**Goal of the exercise**
Report every line from the material that contains the word "diamond".

**Data**
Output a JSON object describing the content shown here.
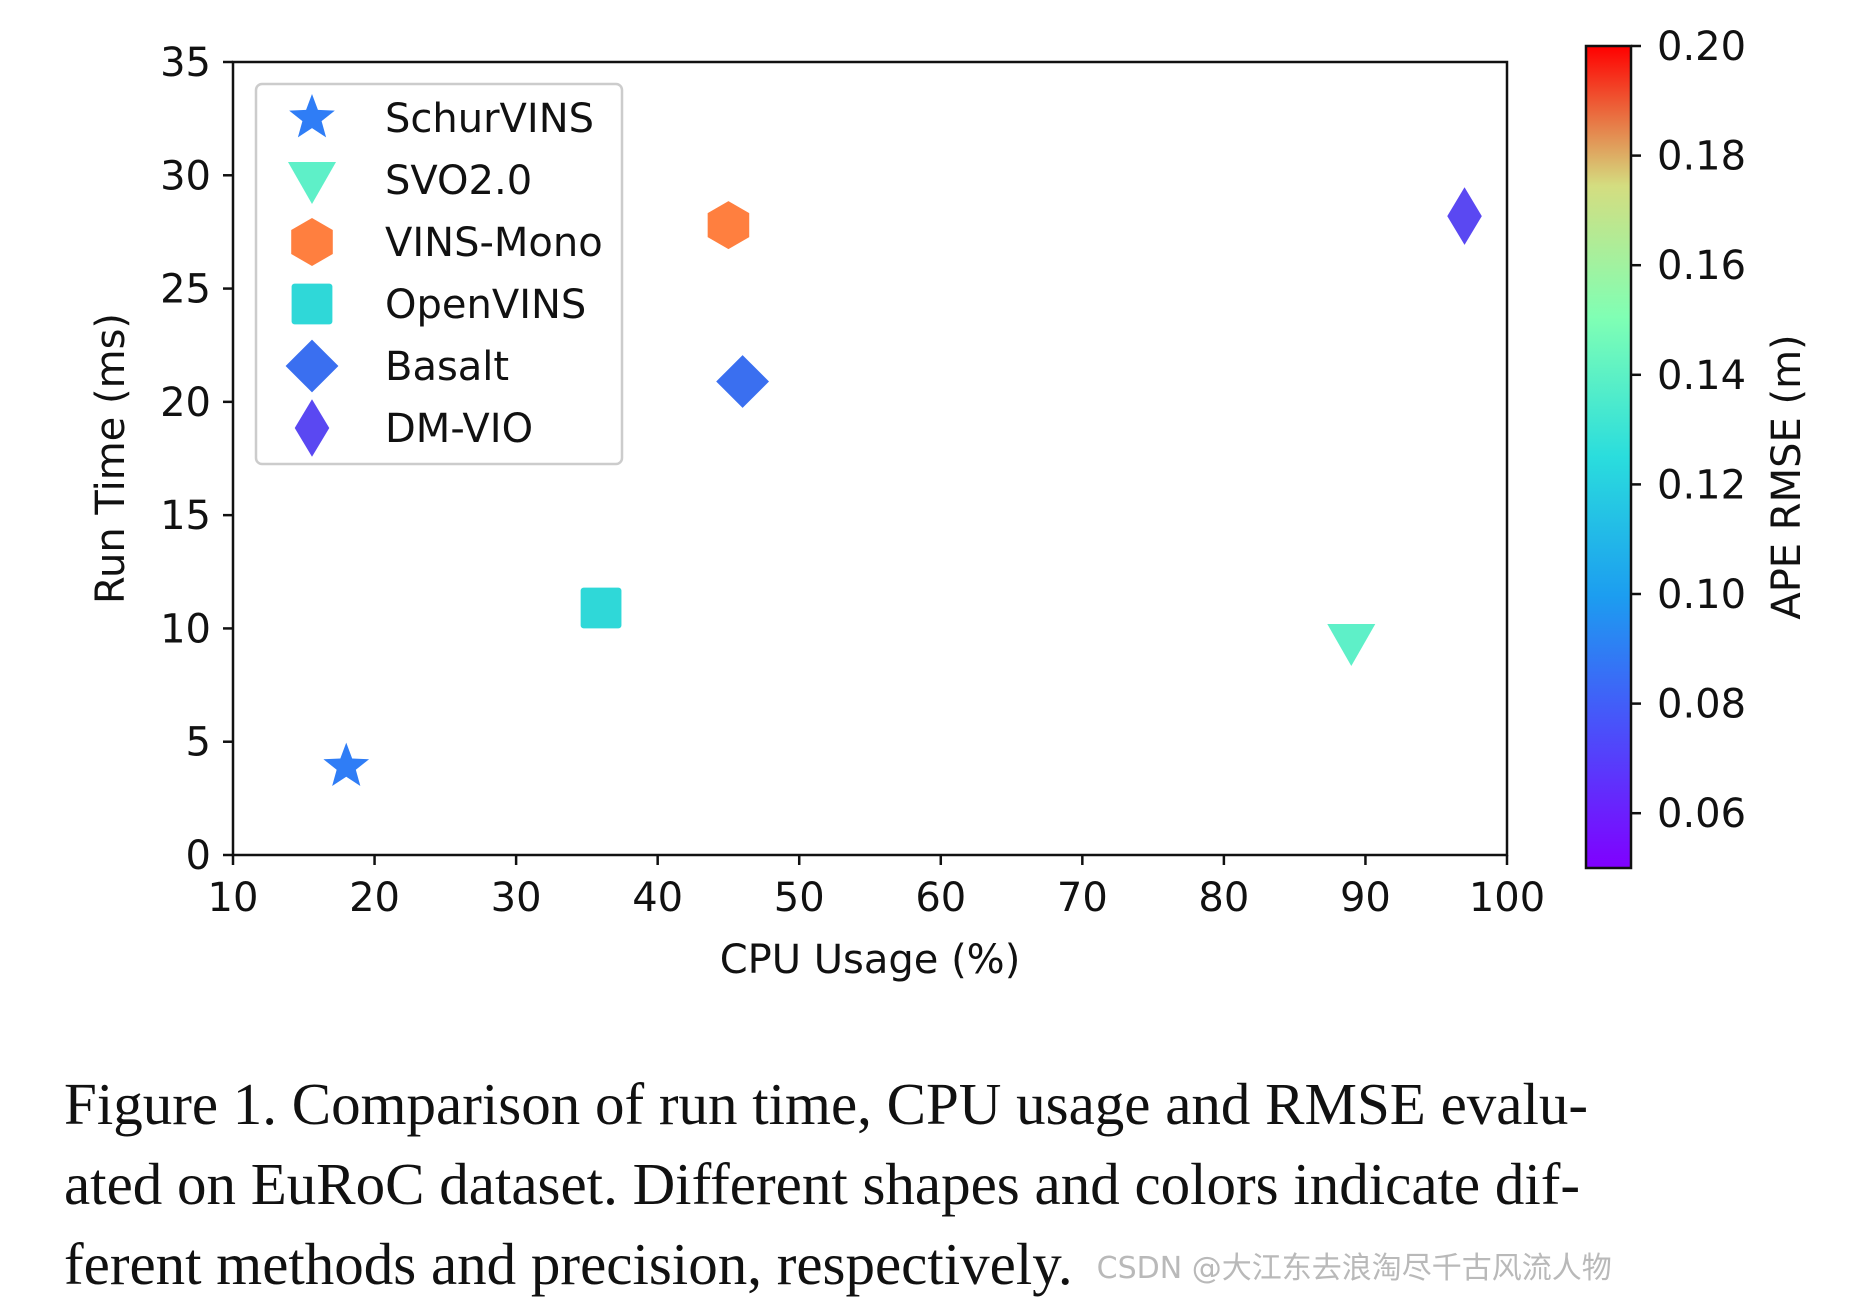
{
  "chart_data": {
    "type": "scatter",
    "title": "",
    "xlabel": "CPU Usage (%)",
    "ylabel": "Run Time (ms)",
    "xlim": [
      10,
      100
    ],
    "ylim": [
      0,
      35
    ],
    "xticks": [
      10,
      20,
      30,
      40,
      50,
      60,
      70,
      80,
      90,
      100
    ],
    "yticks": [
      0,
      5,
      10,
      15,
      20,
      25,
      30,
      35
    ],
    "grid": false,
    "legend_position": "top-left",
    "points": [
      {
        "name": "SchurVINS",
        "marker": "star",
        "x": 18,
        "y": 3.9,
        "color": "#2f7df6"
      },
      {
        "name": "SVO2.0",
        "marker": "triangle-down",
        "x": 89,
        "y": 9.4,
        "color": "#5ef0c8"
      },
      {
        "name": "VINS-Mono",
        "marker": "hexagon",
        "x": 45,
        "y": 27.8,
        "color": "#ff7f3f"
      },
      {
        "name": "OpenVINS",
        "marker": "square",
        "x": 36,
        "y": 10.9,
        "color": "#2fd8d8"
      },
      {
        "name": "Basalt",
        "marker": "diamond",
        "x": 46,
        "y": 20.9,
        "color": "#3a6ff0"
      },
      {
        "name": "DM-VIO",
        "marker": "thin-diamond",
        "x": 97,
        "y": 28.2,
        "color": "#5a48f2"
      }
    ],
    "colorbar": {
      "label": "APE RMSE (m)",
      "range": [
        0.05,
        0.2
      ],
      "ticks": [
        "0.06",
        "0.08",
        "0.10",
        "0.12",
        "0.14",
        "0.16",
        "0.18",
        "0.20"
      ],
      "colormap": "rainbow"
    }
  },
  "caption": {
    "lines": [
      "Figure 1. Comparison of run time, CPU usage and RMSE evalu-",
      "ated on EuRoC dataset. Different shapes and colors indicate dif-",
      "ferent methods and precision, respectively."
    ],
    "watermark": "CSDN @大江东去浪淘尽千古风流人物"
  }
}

**Solution**
        "marker": "diamond",
        "marker": "thin-diamond",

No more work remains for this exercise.